AVAILABLE RECORDS:
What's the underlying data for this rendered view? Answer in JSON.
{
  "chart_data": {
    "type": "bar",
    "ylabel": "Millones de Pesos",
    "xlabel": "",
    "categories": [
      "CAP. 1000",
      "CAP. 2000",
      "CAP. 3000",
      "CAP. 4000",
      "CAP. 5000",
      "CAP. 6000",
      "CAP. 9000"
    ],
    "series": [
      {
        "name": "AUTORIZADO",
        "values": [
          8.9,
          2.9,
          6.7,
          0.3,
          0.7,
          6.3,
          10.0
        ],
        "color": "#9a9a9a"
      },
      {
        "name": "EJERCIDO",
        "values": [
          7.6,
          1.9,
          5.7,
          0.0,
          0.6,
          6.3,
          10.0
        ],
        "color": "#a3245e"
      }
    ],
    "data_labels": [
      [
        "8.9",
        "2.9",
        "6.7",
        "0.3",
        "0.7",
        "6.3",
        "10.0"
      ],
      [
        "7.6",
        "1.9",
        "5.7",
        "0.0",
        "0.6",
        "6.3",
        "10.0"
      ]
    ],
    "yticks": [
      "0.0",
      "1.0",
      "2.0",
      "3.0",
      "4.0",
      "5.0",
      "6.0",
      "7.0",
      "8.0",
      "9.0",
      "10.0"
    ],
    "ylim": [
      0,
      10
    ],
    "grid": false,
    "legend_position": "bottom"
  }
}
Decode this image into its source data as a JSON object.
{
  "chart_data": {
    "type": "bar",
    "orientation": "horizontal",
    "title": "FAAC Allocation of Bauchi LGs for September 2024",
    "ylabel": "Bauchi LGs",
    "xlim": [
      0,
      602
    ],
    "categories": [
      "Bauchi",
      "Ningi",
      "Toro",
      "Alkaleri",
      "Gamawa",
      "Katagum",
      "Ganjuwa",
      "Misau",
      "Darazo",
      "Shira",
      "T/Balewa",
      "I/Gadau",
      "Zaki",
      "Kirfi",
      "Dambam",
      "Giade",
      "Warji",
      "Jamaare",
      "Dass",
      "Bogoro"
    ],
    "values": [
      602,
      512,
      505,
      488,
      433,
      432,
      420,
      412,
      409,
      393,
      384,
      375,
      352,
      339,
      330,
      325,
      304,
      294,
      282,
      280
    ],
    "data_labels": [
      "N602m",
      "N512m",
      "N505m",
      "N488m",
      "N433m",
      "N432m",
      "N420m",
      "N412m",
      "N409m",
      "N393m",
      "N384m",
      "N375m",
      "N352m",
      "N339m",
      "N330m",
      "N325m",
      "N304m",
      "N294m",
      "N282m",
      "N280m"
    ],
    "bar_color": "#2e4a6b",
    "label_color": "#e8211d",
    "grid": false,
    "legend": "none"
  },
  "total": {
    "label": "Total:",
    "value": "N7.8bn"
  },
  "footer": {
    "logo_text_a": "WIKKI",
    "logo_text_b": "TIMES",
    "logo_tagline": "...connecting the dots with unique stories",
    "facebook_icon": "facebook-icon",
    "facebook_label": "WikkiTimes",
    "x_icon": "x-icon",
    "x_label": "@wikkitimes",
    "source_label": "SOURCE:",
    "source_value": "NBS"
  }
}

THE EXERCISE:
Each entry is to be returned in full, character for character.

ANSWER TO THE PROBLEM:
What's the underlying data for this rendered view? Answer in JSON.
{
  "chart_data": {
    "type": "bar",
    "ylabel": "Millones de Pesos",
    "xlabel": "",
    "categories": [
      "CAP. 1000",
      "CAP. 2000",
      "CAP. 3000",
      "CAP. 4000",
      "CAP. 5000",
      "CAP. 6000",
      "CAP. 9000"
    ],
    "series": [
      {
        "name": "AUTORIZADO",
        "values": [
          8.9,
          2.9,
          6.7,
          0.3,
          0.7,
          6.3,
          10.0
        ],
        "color": "#9a9a9a"
      },
      {
        "name": "EJERCIDO",
        "values": [
          7.6,
          1.9,
          5.7,
          0.0,
          0.6,
          6.3,
          10.0
        ],
        "color": "#a3245e"
      }
    ],
    "data_labels": [
      [
        "8.9",
        "2.9",
        "6.7",
        "0.3",
        "0.7",
        "6.3",
        "10.0"
      ],
      [
        "7.6",
        "1.9",
        "5.7",
        "0.0",
        "0.6",
        "6.3",
        "10.0"
      ]
    ],
    "yticks": [
      "0.0",
      "1.0",
      "2.0",
      "3.0",
      "4.0",
      "5.0",
      "6.0",
      "7.0",
      "8.0",
      "9.0",
      "10.0"
    ],
    "ylim": [
      0,
      10
    ],
    "grid": false,
    "legend_position": "bottom"
  }
}
Decode this image into its source data as a JSON object.
{
  "chart_data": {
    "type": "bar",
    "orientation": "horizontal",
    "title": "FAAC Allocation of Bauchi LGs for September 2024",
    "ylabel": "Bauchi LGs",
    "xlim": [
      0,
      602
    ],
    "categories": [
      "Bauchi",
      "Ningi",
      "Toro",
      "Alkaleri",
      "Gamawa",
      "Katagum",
      "Ganjuwa",
      "Misau",
      "Darazo",
      "Shira",
      "T/Balewa",
      "I/Gadau",
      "Zaki",
      "Kirfi",
      "Dambam",
      "Giade",
      "Warji",
      "Jamaare",
      "Dass",
      "Bogoro"
    ],
    "values": [
      602,
      512,
      505,
      488,
      433,
      432,
      420,
      412,
      409,
      393,
      384,
      375,
      352,
      339,
      330,
      325,
      304,
      294,
      282,
      280
    ],
    "data_labels": [
      "N602m",
      "N512m",
      "N505m",
      "N488m",
      "N433m",
      "N432m",
      "N420m",
      "N412m",
      "N409m",
      "N393m",
      "N384m",
      "N375m",
      "N352m",
      "N339m",
      "N330m",
      "N325m",
      "N304m",
      "N294m",
      "N282m",
      "N280m"
    ],
    "bar_color": "#2e4a6b",
    "label_color": "#e8211d",
    "grid": false,
    "legend": "none"
  },
  "total": {
    "label": "Total:",
    "value": "N7.8bn"
  },
  "footer": {
    "logo_text_a": "WIKKI",
    "logo_text_b": "TIMES",
    "logo_tagline": "...connecting the dots with unique stories",
    "facebook_icon": "facebook-icon",
    "facebook_label": "WikkiTimes",
    "x_icon": "x-icon",
    "x_label": "@wikkitimes",
    "source_label": "SOURCE:",
    "source_value": "NBS"
  }
}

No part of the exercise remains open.